■ STATED EXERCISE
Pull out from the material below all lines with "others".

■ INPUT RECORDS
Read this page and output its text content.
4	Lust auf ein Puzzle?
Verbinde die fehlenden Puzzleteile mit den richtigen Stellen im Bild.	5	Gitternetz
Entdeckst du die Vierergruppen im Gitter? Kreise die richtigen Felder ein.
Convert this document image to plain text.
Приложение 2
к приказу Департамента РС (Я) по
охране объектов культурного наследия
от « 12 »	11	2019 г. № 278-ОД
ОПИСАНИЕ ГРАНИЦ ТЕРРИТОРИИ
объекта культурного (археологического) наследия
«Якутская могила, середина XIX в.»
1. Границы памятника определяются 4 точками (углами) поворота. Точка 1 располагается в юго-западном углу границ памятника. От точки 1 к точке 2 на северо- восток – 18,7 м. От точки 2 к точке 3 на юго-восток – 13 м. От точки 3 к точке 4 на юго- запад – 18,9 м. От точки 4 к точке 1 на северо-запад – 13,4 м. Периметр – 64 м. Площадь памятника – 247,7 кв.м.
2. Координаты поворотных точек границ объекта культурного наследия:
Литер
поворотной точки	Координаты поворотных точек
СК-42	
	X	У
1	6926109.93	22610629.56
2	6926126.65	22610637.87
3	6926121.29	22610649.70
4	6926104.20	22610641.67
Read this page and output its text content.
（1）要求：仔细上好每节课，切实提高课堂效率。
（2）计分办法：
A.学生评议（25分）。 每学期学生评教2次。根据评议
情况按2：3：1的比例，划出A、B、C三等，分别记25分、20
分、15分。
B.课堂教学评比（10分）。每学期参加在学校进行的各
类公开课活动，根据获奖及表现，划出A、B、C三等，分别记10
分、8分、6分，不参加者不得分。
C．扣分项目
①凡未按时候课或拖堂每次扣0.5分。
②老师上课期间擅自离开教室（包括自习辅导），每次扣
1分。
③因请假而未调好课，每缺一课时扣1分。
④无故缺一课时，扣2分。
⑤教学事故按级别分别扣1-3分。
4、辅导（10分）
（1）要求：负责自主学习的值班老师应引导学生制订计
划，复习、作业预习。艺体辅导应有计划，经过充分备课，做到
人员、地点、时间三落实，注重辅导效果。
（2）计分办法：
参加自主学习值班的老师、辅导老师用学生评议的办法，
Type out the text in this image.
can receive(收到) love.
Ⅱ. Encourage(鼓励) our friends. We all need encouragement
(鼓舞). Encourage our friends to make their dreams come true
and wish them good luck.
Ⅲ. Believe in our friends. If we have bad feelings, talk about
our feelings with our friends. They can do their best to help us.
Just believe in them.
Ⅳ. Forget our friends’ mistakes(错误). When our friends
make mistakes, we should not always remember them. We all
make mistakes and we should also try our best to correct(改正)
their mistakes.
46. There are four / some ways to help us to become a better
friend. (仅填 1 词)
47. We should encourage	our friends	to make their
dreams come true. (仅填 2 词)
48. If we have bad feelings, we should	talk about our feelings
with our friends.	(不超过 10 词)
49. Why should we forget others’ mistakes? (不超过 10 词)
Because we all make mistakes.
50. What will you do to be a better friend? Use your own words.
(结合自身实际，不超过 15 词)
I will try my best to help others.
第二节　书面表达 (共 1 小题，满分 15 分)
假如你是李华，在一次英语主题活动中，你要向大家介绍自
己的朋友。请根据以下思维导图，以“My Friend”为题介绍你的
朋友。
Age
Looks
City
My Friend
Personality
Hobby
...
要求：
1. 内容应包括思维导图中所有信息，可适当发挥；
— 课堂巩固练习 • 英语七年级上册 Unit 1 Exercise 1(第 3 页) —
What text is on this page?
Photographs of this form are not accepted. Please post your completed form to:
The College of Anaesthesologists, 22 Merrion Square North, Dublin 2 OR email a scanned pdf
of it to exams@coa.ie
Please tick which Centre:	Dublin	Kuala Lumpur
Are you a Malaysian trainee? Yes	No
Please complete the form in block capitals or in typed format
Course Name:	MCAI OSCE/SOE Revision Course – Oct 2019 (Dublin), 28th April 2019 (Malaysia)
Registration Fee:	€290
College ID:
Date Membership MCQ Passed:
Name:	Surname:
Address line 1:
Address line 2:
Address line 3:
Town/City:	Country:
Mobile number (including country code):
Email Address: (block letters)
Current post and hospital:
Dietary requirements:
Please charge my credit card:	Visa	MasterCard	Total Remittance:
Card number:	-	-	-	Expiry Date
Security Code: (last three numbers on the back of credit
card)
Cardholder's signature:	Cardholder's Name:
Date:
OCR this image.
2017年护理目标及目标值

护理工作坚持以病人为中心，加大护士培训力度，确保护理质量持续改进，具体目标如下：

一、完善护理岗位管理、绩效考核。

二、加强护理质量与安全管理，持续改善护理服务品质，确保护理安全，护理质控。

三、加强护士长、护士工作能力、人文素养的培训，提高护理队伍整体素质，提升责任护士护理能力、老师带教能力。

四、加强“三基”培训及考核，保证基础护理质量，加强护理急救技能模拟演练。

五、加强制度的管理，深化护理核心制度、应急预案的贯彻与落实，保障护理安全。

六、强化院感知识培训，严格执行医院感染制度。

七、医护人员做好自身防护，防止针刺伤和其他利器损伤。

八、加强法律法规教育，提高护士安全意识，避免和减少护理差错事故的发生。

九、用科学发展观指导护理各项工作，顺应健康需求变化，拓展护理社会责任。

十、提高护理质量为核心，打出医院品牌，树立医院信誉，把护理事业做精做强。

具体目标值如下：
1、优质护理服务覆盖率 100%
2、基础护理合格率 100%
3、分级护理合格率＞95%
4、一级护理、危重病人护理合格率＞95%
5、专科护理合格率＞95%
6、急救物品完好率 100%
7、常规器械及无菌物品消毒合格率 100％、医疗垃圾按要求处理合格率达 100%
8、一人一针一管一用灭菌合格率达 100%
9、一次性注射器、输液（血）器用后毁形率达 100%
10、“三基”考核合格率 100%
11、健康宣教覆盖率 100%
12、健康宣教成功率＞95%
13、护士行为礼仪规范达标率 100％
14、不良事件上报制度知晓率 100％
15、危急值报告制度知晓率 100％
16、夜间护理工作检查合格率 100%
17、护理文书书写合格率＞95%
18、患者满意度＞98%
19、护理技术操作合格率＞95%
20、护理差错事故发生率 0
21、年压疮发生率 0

■ SOLUTION FOR THIS PROBLEM
49. Why should we forget others’ mistakes? (不超过 10 词)
I will try my best to help others.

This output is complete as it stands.